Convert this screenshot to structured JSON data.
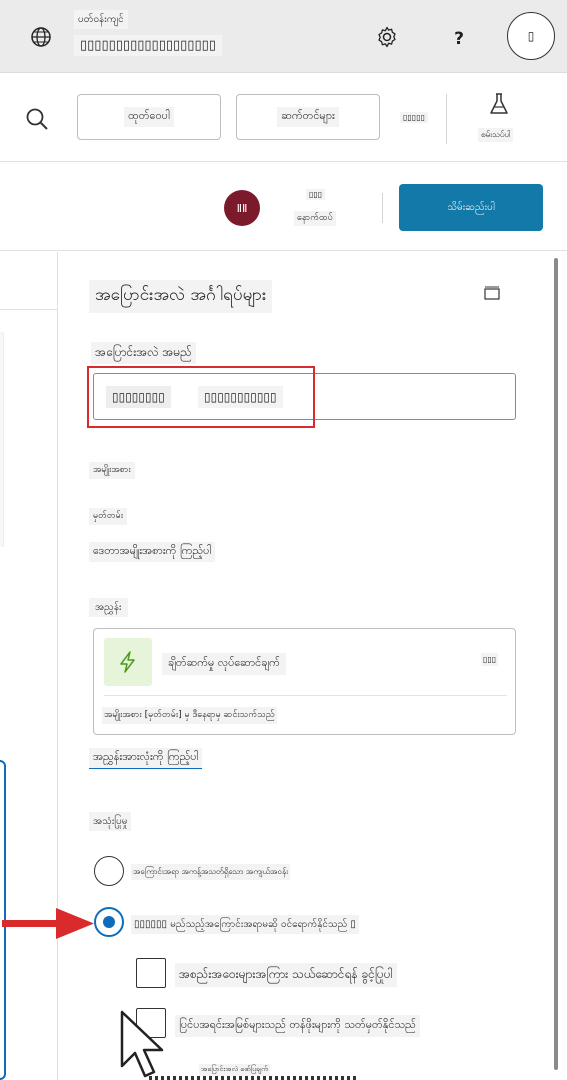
{
  "header": {
    "env_label": "ပတ်ဝန်းကျင်",
    "env_name": "▯▯▯▯▯▯▯▯▯▯▯▯▯▯▯▯▯▯▯",
    "help_label": "?",
    "avatar_label": "▯"
  },
  "toolbar": {
    "publish_label": "ထုတ်ဝေပါ",
    "settings_label": "ဆက်တင်များ",
    "more_label": "▯▯▯▯▯",
    "test_label": "စမ်းသပ်ပါ"
  },
  "commandbar": {
    "user_initials": "ⅡⅡ",
    "user_caption_top": "▯▯▯",
    "user_caption": "နောက်ထပ်",
    "save_label": "သိမ်းဆည်းပါ"
  },
  "panel": {
    "title": "အပြောင်းအလဲ အင်္ဂါရပ်များ",
    "name_label": "အပြောင်းအလဲ အမည်",
    "name_value_part1": "▯▯▯▯▯▯▯▯",
    "name_value_part2": "▯▯▯▯▯▯▯▯▯▯▯",
    "type_label": "အမျိုးအစား",
    "desc_label": "မှတ်တမ်း",
    "see_types_link": "ဒေတာအမျိုးအစားကို ကြည့်ပါ",
    "trigger_label": "အညွှန်း",
    "trigger_card_title": "ချိတ်ဆက်မှု လုပ်ဆောင်ချက်",
    "trigger_card_more": "▯▯▯",
    "trigger_card_desc": "အမျိုးအစား [မှတ်တမ်း] မှ ဒီနေရာမှ ဆင်းသက်သည်",
    "see_all_link": "အညွှန်းအားလုံးကို ကြည့်ပါ",
    "usage_label": "အသုံးပြုမှု",
    "option1_label": "အကြောင်းအရာ အကန့်အသတ်ရှိသော အကျယ်အဝန်း",
    "option2_label": "▯▯▯▯▯▯ မည်သည့်အကြောင်းအရာမဆို ဝင်ရောက်နိုင်သည် ▯",
    "check1_label": "အစည်းအဝေးများအကြား သယ်ဆောင်ရန် ခွင့်ပြုပါ",
    "check2_label": "ပြင်ပအရင်းအမြစ်များသည် တန်ဖိုးများကို သတ်မှတ်နိုင်သည်",
    "footer_label": "အပြောင်းအလဲ ဖော်ပြချက်"
  },
  "colors": {
    "accent": "#0f6cbd",
    "save_button": "#1279a8",
    "avatar_bg": "#7a1a2a",
    "highlight_red": "#d92b2b",
    "trigger_icon_bg": "#e6f4d9",
    "trigger_icon_fg": "#4e9a1a"
  }
}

- - - -

Exercise directions ::
In your copy of the records, include no pictures; repeat everything else exactly.

Exercise result ::
Convert this screenshot to structured JSON data.
{
  "header": {
    "env_label": "ပတ်ဝန်းကျင်",
    "env_name": "▯▯▯▯▯▯▯▯▯▯▯▯▯▯▯▯▯▯▯",
    "help_label": "?",
    "avatar_label": "▯"
  },
  "toolbar": {
    "publish_label": "ထုတ်ဝေပါ",
    "settings_label": "ဆက်တင်များ",
    "more_label": "▯▯▯▯▯",
    "test_label": "စမ်းသပ်ပါ"
  },
  "commandbar": {
    "user_initials": "ⅡⅡ",
    "user_caption_top": "▯▯▯",
    "user_caption": "နောက်ထပ်",
    "save_label": "သိမ်းဆည်းပါ"
  },
  "panel": {
    "title": "အပြောင်းအလဲ အင်္ဂါရပ်များ",
    "name_label": "အပြောင်းအလဲ အမည်",
    "name_value_part1": "▯▯▯▯▯▯▯▯",
    "name_value_part2": "▯▯▯▯▯▯▯▯▯▯▯",
    "type_label": "အမျိုးအစား",
    "desc_label": "မှတ်တမ်း",
    "see_types_link": "ဒေတာအမျိုးအစားကို ကြည့်ပါ",
    "trigger_label": "အညွှန်း",
    "trigger_card_title": "ချိတ်ဆက်မှု လုပ်ဆောင်ချက်",
    "trigger_card_more": "▯▯▯",
    "trigger_card_desc": "အမျိုးအစား [မှတ်တမ်း] မှ ဒီနေရာမှ ဆင်းသက်သည်",
    "see_all_link": "အညွှန်းအားလုံးကို ကြည့်ပါ",
    "usage_label": "အသုံးပြုမှု",
    "option1_label": "အကြောင်းအရာ အကန့်အသတ်ရှိသော အကျယ်အဝန်း",
    "option2_label": "▯▯▯▯▯▯ မည်သည့်အကြောင်းအရာမဆို ဝင်ရောက်နိုင်သည် ▯",
    "check1_label": "အစည်းအဝေးများအကြား သယ်ဆောင်ရန် ခွင့်ပြုပါ",
    "check2_label": "ပြင်ပအရင်းအမြစ်များသည် တန်ဖိုးများကို သတ်မှတ်နိုင်သည်",
    "footer_label": "အပြောင်းအလဲ ဖော်ပြချက်"
  },
  "colors": {
    "accent": "#0f6cbd",
    "save_button": "#1279a8",
    "avatar_bg": "#7a1a2a",
    "highlight_red": "#d92b2b",
    "trigger_icon_bg": "#e6f4d9",
    "trigger_icon_fg": "#4e9a1a"
  }
}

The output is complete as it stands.